** Start **
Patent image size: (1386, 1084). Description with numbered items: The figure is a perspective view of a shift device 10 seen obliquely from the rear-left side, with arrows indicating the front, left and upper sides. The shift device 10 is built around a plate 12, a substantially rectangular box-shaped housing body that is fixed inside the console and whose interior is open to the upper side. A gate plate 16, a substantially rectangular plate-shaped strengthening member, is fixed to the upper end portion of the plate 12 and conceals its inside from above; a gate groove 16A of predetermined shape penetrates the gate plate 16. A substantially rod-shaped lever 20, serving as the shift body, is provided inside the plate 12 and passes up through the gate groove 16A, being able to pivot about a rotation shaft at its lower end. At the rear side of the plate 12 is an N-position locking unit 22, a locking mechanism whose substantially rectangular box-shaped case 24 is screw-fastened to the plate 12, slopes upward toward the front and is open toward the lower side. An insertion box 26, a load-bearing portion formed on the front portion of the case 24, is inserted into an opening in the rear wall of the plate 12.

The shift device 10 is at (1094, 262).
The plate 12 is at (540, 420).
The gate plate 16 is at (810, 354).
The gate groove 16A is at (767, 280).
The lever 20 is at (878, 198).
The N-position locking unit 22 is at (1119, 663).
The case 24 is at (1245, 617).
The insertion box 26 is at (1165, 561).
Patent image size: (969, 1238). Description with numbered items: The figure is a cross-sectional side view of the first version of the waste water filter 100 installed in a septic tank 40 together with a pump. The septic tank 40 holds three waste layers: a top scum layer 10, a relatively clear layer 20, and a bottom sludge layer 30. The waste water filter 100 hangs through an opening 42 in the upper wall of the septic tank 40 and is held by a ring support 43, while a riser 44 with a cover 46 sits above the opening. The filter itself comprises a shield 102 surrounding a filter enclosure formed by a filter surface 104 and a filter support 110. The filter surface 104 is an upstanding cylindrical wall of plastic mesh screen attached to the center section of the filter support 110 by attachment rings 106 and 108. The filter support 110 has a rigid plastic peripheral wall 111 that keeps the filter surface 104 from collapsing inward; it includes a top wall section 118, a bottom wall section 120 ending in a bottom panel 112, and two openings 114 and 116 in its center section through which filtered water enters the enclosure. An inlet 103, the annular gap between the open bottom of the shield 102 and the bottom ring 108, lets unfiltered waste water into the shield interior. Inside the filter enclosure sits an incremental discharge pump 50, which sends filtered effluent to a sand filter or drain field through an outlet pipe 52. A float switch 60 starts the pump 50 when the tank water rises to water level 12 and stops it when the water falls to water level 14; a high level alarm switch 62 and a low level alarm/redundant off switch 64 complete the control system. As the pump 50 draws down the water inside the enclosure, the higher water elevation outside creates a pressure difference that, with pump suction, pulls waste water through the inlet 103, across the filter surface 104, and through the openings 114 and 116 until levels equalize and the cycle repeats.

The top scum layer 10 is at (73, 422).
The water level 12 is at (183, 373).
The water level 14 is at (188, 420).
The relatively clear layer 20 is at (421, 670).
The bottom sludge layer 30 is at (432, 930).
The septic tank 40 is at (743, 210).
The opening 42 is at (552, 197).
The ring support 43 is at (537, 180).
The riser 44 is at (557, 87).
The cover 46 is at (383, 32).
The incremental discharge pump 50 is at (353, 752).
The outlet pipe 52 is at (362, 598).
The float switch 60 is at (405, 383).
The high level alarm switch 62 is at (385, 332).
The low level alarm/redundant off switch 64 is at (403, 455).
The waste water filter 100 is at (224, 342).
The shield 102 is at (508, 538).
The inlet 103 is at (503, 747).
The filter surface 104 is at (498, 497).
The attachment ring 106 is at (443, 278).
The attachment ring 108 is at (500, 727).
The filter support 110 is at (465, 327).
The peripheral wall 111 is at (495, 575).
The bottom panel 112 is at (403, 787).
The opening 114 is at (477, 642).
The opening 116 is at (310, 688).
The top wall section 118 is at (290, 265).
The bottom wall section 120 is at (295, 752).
** End **
Problem details ::
Which lines in the entries above contain the string "lever"? Gather every one of them, copying each line in full.

Exercise response ::
Patent image size: (1386, 1084). Description with numbered items: The figure is a perspective view of a shift device 10 seen obliquely from the rear-left side, with arrows indicating the front, left and upper sides. The shift device 10 is built around a plate 12, a substantially rectangular box-shaped housing body that is fixed inside the console and whose interior is open to the upper side. A gate plate 16, a substantially rectangular plate-shaped strengthening member, is fixed to the upper end portion of the plate 12 and conceals its inside from above; a gate groove 16A of predetermined shape penetrates the gate plate 16. A substantially rod-shaped lever 20, serving as the shift body, is provided inside the plate 12 and passes up through the gate groove 16A, being able to pivot about a rotation shaft at its lower end. At the rear side of the plate 12 is an N-position locking unit 22, a locking mechanism whose substantially rectangular box-shaped case 24 is screw-fastened to the plate 12, slopes upward toward the front and is open toward the lower side. An insertion box 26, a load-bearing portion formed on the front portion of the case 24, is inserted into an opening in the rear wall of the plate 12.
The lever 20 is at (878, 198).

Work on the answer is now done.